◆ **WHAT NEEDS TO BE DONE**:
Please copy every line of the records below that holds the word "already".

>>

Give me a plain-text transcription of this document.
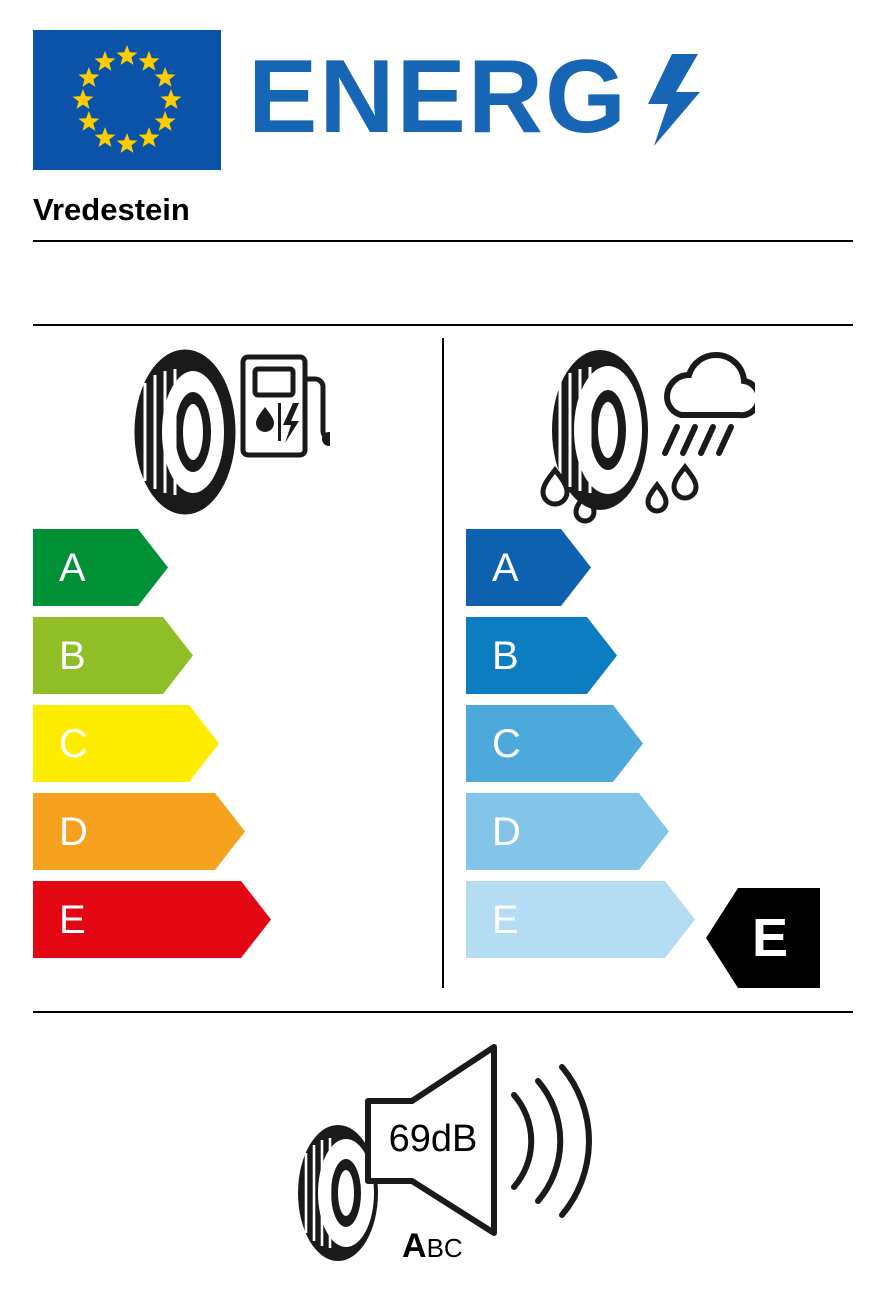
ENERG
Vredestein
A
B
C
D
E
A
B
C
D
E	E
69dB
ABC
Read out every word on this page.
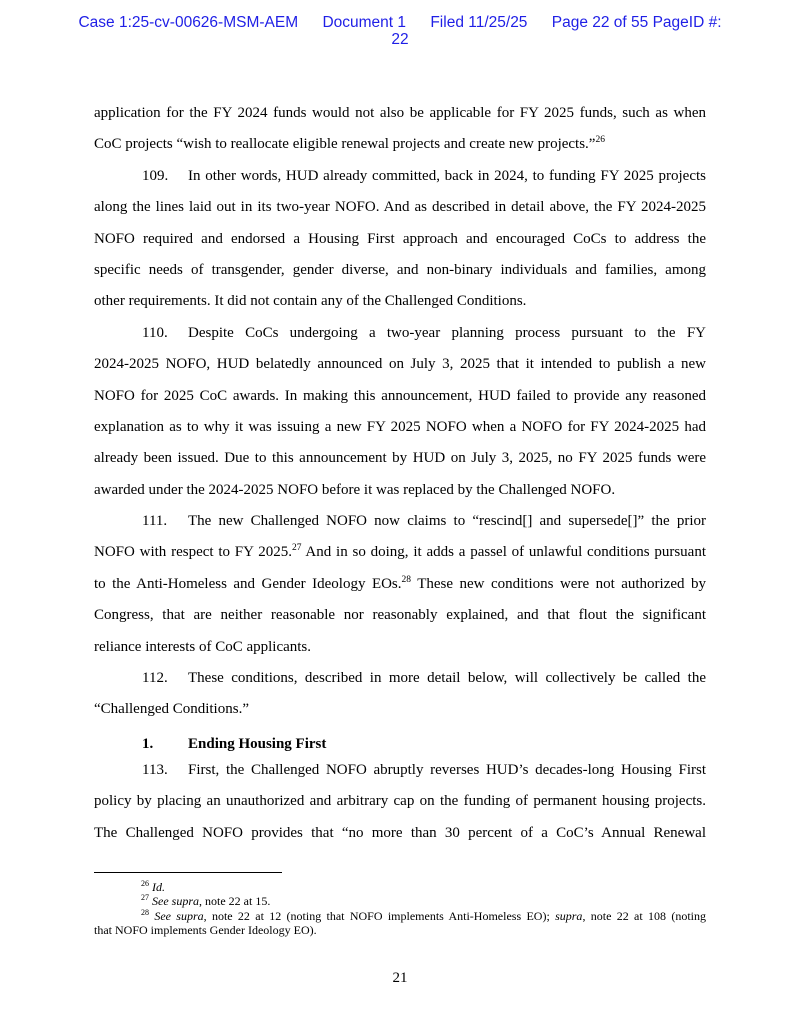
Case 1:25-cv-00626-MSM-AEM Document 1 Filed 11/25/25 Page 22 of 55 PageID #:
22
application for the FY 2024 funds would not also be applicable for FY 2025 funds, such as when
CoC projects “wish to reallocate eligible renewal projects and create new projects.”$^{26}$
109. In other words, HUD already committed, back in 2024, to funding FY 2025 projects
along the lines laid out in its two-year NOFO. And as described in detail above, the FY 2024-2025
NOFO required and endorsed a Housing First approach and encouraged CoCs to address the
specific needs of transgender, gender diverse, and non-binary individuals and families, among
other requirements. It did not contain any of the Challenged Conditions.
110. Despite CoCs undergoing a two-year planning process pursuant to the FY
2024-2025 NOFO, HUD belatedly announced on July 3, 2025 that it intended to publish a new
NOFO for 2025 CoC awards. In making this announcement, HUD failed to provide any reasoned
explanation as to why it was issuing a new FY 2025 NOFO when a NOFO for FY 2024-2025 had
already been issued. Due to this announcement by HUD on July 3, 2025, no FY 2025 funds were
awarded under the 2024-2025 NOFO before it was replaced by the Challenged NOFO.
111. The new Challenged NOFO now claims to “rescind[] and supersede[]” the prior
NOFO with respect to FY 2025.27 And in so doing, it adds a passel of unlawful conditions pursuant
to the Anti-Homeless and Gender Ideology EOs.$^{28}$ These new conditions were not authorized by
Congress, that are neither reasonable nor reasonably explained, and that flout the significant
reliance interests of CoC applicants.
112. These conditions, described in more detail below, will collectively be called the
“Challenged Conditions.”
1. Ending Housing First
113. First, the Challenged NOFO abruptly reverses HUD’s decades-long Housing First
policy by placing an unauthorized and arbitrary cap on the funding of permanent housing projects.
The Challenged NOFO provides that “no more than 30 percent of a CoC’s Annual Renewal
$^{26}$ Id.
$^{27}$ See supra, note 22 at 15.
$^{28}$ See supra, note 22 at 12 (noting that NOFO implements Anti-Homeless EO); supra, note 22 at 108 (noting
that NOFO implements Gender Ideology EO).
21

<<

◆ **FINAL RESULT**:
109. In other words, HUD already committed, back in 2024, to funding FY 2025 projects
already been issued. Due to this announcement by HUD on July 3, 2025, no FY 2025 funds were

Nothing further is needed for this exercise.